→ **Given data**
######

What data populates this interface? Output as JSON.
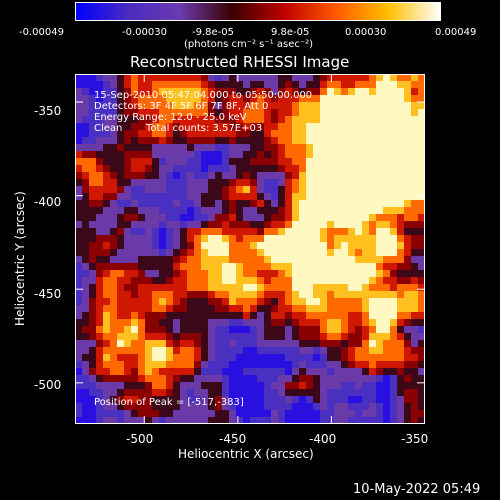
{
  "colorbar": {
    "tick_labels": [
      "-0.00049",
      "-0.00030",
      "-9.8e-05",
      "9.8e-05",
      "0.00030",
      "0.00049"
    ],
    "units": "(photons cm⁻² s⁻¹ asec⁻²)",
    "colors": [
      "#0000ff",
      "#4a2bc0",
      "#6a3bb0",
      "#3a0000",
      "#c00000",
      "#ff5a00",
      "#ffc000",
      "#ffffff"
    ]
  },
  "plot": {
    "title": "Reconstructed RHESSI Image",
    "xlabel": "Heliocentric X (arcsec)",
    "ylabel": "Heliocentric Y (arcsec)",
    "x_ticks": [
      "-500",
      "-450",
      "-400",
      "-350"
    ],
    "y_ticks": [
      "-350",
      "-400",
      "-450",
      "-500"
    ],
    "xlim": [
      -537,
      -350
    ],
    "ylim": [
      -522,
      -335
    ]
  },
  "info": {
    "time_range": "15-Sep-2010 05:47:04.000 to 05:50:00.000",
    "detectors": "Detectors: 3F 4F 5F 6F 7F 8F, Att 0",
    "energy": "Energy Range: 12.0 - 25.0 keV",
    "method": "Clean",
    "counts": "Total counts: 3.57E+03",
    "peak": "Position of Peak = [-517,-383]"
  },
  "timestamp": "10-May-2022 05:49"
}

######

From the entries above, output every line exactly and omit any image.

→ **Output for this exercise**
What data populates this interface? Output as JSON.
{
  "colorbar": {
    "tick_labels": [
      "-0.00049",
      "-0.00030",
      "-9.8e-05",
      "9.8e-05",
      "0.00030",
      "0.00049"
    ],
    "units": "(photons cm⁻² s⁻¹ asec⁻²)",
    "colors": [
      "#0000ff",
      "#4a2bc0",
      "#6a3bb0",
      "#3a0000",
      "#c00000",
      "#ff5a00",
      "#ffc000",
      "#ffffff"
    ]
  },
  "plot": {
    "title": "Reconstructed RHESSI Image",
    "xlabel": "Heliocentric X (arcsec)",
    "ylabel": "Heliocentric Y (arcsec)",
    "x_ticks": [
      "-500",
      "-450",
      "-400",
      "-350"
    ],
    "y_ticks": [
      "-350",
      "-400",
      "-450",
      "-500"
    ],
    "xlim": [
      -537,
      -350
    ],
    "ylim": [
      -522,
      -335
    ]
  },
  "info": {
    "time_range": "15-Sep-2010 05:47:04.000 to 05:50:00.000",
    "detectors": "Detectors: 3F 4F 5F 6F 7F 8F, Att 0",
    "energy": "Energy Range: 12.0 - 25.0 keV",
    "method": "Clean",
    "counts": "Total counts: 3.57E+03",
    "peak": "Position of Peak = [-517,-383]"
  },
  "timestamp": "10-May-2022 05:49"
}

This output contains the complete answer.